- Description of the task
In the listing below, pick out lines with "Canada".

- Material for the task

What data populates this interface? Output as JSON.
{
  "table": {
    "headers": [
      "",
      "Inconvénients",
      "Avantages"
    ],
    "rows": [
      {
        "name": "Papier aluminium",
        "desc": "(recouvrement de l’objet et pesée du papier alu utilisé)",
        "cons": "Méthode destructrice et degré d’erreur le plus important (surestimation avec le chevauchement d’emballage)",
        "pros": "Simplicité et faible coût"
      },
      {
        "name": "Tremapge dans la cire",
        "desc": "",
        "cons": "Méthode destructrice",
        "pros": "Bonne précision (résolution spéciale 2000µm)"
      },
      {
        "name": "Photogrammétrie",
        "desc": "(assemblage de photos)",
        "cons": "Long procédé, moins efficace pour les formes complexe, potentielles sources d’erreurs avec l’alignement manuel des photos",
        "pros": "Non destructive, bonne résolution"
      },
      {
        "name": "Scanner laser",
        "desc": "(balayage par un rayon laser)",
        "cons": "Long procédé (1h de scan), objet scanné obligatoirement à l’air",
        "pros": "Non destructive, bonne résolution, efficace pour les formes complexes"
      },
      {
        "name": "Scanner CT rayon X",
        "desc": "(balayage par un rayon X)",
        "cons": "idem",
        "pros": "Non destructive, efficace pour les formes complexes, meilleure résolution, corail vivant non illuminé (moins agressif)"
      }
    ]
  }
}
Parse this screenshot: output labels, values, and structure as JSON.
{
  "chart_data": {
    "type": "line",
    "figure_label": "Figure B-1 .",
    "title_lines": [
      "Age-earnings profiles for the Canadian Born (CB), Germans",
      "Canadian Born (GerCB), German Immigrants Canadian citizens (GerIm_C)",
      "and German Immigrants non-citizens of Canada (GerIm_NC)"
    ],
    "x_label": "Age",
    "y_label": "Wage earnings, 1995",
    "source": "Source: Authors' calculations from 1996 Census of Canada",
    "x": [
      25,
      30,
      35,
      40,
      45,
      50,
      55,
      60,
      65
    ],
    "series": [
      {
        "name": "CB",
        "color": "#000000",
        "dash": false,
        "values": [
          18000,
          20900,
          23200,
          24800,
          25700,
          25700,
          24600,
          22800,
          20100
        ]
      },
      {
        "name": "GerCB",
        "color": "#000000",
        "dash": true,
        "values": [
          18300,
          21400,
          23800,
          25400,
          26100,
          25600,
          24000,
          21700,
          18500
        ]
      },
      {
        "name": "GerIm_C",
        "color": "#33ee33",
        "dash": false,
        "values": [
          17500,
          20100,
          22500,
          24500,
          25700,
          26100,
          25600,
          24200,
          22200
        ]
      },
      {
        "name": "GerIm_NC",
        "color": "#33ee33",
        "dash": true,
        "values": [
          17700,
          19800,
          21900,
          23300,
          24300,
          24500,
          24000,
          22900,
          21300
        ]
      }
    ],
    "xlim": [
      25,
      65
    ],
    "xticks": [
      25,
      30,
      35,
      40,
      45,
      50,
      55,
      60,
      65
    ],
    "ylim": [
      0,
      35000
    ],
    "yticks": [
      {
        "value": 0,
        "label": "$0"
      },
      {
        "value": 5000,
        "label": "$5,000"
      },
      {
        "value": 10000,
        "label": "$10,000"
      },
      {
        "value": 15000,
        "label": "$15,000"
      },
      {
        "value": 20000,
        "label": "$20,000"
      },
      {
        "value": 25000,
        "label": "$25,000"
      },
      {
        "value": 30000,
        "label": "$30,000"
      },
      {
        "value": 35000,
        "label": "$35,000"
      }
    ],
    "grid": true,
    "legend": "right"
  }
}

- Answer to the problem
      "and German Immigrants non-citizens of Canada (GerIm_NC)"
    "source": "Source: Authors' calculations from 1996 Census of Canada",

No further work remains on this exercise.